__Data in this exercise__.
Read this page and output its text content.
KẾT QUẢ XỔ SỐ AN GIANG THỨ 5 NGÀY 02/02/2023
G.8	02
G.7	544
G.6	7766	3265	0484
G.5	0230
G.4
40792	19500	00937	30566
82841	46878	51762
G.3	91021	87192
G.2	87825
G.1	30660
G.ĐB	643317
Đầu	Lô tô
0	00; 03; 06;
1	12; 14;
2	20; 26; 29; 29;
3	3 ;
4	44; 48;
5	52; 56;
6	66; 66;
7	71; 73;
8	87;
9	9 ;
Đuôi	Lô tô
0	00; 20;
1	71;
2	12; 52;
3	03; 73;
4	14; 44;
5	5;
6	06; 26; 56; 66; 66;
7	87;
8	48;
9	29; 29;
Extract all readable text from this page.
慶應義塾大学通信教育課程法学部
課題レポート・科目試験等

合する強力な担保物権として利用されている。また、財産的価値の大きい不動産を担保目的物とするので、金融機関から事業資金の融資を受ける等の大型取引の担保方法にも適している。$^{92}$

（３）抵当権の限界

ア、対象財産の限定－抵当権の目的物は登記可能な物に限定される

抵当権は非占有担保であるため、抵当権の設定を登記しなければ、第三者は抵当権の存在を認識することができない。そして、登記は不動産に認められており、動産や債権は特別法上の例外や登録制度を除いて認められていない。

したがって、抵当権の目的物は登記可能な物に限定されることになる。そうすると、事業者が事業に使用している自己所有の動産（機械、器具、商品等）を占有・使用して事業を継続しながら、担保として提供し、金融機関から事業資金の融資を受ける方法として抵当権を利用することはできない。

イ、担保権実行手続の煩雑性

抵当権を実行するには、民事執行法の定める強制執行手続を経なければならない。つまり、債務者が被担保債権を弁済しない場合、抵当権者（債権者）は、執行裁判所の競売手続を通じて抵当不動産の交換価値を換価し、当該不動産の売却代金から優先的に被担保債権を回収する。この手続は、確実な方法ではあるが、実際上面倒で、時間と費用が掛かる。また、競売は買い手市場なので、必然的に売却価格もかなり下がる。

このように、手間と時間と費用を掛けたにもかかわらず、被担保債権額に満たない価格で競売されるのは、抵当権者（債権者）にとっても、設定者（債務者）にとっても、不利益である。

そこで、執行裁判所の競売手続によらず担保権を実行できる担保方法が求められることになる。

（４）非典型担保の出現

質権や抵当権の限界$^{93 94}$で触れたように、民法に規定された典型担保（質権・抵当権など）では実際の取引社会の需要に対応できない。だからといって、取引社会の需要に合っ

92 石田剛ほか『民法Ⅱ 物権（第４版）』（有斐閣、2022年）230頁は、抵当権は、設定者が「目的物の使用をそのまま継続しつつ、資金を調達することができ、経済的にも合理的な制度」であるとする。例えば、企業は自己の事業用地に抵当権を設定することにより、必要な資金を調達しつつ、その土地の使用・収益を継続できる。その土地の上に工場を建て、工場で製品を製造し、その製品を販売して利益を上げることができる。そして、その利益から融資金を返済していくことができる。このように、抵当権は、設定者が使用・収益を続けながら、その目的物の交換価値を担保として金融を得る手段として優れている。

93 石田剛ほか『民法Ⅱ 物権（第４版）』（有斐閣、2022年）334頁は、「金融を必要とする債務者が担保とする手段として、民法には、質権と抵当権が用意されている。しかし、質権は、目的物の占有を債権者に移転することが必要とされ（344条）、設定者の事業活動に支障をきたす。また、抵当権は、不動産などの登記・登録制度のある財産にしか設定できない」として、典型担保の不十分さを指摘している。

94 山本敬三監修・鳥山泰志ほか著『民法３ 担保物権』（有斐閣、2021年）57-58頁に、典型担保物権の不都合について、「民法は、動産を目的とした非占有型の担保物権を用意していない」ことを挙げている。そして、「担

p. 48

__Stated goal__. Retype every entry above, word for word.

__Written solution__.
Read this page and output its text content.
KẾT QUẢ XỔ SỐ AN GIANG THỨ 5 NGÀY 02/02/2023
G.8	02
G.7	544
G.6	7766	3265	0484
G.5	0230
G.4
40792	19500	00937	30566
82841	46878	51762
G.3	91021	87192
G.2	87825
G.1	30660
G.ĐB	643317
Đầu	Lô tô
0	00; 03; 06;
1	12; 14;
2	20; 26; 29; 29;
3	3 ;
4	44; 48;
5	52; 56;
6	66; 66;
7	71; 73;
8	87;
9	9 ;
Đuôi	Lô tô
0	00; 20;
1	71;
2	12; 52;
3	03; 73;
4	14; 44;
5	5;
6	06; 26; 56; 66; 66;
7	87;
8	48;
9	29; 29;
Extract all readable text from this page.
慶應義塾大学通信教育課程法学部
課題レポート・科目試験等

合する強力な担保物権として利用されている。また、財産的価値の大きい不動産を担保目的物とするので、金融機関から事業資金の融資を受ける等の大型取引の担保方法にも適している。$^{92}$

（３）抵当権の限界

ア、対象財産の限定－抵当権の目的物は登記可能な物に限定される

抵当権は非占有担保であるため、抵当権の設定を登記しなければ、第三者は抵当権の存在を認識することができない。そして、登記は不動産に認められており、動産や債権は特別法上の例外や登録制度を除いて認められていない。

したがって、抵当権の目的物は登記可能な物に限定されることになる。そうすると、事業者が事業に使用している自己所有の動産（機械、器具、商品等）を占有・使用して事業を継続しながら、担保として提供し、金融機関から事業資金の融資を受ける方法として抵当権を利用することはできない。

イ、担保権実行手続の煩雑性

抵当権を実行するには、民事執行法の定める強制執行手続を経なければならない。つまり、債務者が被担保債権を弁済しない場合、抵当権者（債権者）は、執行裁判所の競売手続を通じて抵当不動産の交換価値を換価し、当該不動産の売却代金から優先的に被担保債権を回収する。この手続は、確実な方法ではあるが、実際上面倒で、時間と費用が掛かる。また、競売は買い手市場なので、必然的に売却価格もかなり下がる。

このように、手間と時間と費用を掛けたにもかかわらず、被担保債権額に満たない価格で競売されるのは、抵当権者（債権者）にとっても、設定者（債務者）にとっても、不利益である。

そこで、執行裁判所の競売手続によらず担保権を実行できる担保方法が求められることになる。

（４）非典型担保の出現

質権や抵当権の限界$^{93 94}$で触れたように、民法に規定された典型担保（質権・抵当権など）では実際の取引社会の需要に対応できない。だからといって、取引社会の需要に合っ

92 石田剛ほか『民法Ⅱ 物権（第４版）』（有斐閣、2022年）230頁は、抵当権は、設定者が「目的物の使用をそのまま継続しつつ、資金を調達することができ、経済的にも合理的な制度」であるとする。例えば、企業は自己の事業用地に抵当権を設定することにより、必要な資金を調達しつつ、その土地の使用・収益を継続できる。その土地の上に工場を建て、工場で製品を製造し、その製品を販売して利益を上げることができる。そして、その利益から融資金を返済していくことができる。このように、抵当権は、設定者が使用・収益を続けながら、その目的物の交換価値を担保として金融を得る手段として優れている。

93 石田剛ほか『民法Ⅱ 物権（第４版）』（有斐閣、2022年）334頁は、「金融を必要とする債務者が担保とする手段として、民法には、質権と抵当権が用意されている。しかし、質権は、目的物の占有を債権者に移転することが必要とされ（344条）、設定者の事業活動に支障をきたす。また、抵当権は、不動産などの登記・登録制度のある財産にしか設定できない」として、典型担保の不十分さを指摘している。

94 山本敬三監修・鳥山泰志ほか著『民法３ 担保物権』（有斐閣、2021年）57-58頁に、典型担保物権の不都合について、「民法は、動産を目的とした非占有型の担保物権を用意していない」ことを挙げている。そして、「担

p. 48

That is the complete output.